The request: Determine how many lines of the data below contain "contribute", then give only that number.

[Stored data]

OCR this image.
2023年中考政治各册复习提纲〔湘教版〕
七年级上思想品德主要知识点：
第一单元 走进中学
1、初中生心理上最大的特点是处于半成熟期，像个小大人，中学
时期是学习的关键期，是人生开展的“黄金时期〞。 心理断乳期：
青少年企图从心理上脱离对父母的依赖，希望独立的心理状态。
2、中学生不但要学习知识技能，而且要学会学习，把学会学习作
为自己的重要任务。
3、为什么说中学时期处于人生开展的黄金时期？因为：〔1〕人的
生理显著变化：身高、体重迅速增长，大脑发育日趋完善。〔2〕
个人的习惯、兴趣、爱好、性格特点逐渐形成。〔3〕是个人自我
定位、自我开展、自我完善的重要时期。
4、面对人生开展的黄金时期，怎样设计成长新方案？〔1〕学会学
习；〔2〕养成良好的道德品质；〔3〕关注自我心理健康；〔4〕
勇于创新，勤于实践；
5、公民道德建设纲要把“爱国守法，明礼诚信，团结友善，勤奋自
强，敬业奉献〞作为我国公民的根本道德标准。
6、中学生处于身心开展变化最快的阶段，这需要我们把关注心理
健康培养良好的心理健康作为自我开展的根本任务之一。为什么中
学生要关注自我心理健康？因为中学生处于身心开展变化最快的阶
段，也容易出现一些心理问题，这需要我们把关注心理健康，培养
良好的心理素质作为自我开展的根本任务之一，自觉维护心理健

...

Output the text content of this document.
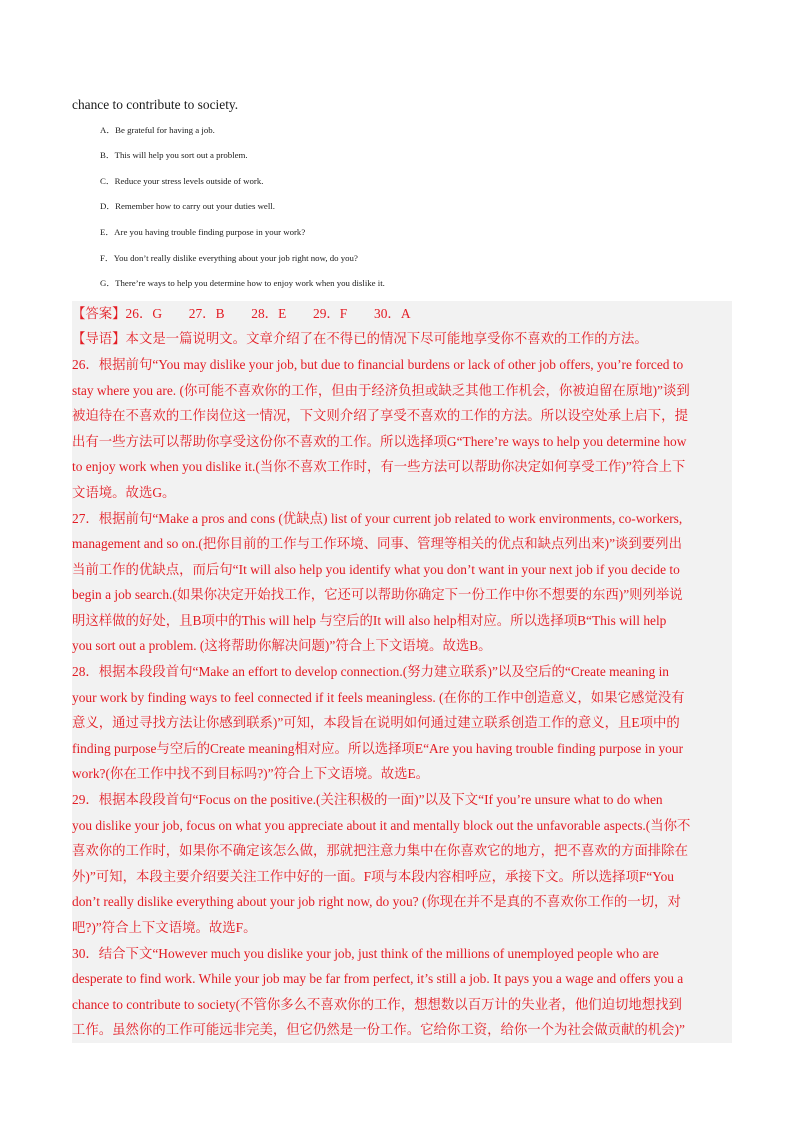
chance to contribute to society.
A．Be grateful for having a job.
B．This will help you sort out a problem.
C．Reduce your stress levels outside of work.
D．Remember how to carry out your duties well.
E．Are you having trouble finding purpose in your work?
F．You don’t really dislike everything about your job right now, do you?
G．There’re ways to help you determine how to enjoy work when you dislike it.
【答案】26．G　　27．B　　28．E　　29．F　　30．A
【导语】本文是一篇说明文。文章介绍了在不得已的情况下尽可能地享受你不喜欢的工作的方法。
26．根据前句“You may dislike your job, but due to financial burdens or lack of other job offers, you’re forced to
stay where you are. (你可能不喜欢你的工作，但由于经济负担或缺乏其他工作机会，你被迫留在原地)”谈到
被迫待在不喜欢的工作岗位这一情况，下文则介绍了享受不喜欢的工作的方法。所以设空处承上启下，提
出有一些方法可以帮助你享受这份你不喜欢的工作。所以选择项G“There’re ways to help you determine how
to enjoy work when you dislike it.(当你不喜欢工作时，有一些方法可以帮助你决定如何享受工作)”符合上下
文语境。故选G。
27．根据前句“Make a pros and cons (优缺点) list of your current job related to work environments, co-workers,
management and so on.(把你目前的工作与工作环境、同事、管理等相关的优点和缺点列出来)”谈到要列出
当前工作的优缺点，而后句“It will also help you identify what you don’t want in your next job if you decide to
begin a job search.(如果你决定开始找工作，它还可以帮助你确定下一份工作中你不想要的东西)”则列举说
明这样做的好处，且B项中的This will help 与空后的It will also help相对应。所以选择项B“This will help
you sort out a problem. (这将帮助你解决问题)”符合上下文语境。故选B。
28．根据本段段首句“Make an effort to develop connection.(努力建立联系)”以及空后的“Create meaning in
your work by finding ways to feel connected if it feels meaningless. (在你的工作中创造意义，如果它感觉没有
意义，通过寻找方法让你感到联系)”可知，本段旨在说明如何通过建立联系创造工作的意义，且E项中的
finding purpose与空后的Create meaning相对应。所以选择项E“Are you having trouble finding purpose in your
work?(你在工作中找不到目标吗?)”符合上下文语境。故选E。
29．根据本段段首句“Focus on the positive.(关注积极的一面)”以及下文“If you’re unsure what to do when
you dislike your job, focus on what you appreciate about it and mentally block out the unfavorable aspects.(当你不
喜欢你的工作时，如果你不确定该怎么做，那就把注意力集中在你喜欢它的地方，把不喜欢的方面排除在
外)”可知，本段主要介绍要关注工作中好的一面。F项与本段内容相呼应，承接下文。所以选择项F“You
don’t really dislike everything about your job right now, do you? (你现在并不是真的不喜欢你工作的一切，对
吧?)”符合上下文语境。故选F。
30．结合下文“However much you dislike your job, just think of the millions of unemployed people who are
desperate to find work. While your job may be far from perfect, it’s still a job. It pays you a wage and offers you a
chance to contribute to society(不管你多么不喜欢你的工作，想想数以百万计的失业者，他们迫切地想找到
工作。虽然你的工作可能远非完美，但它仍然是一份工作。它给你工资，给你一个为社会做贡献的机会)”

Complete response: 2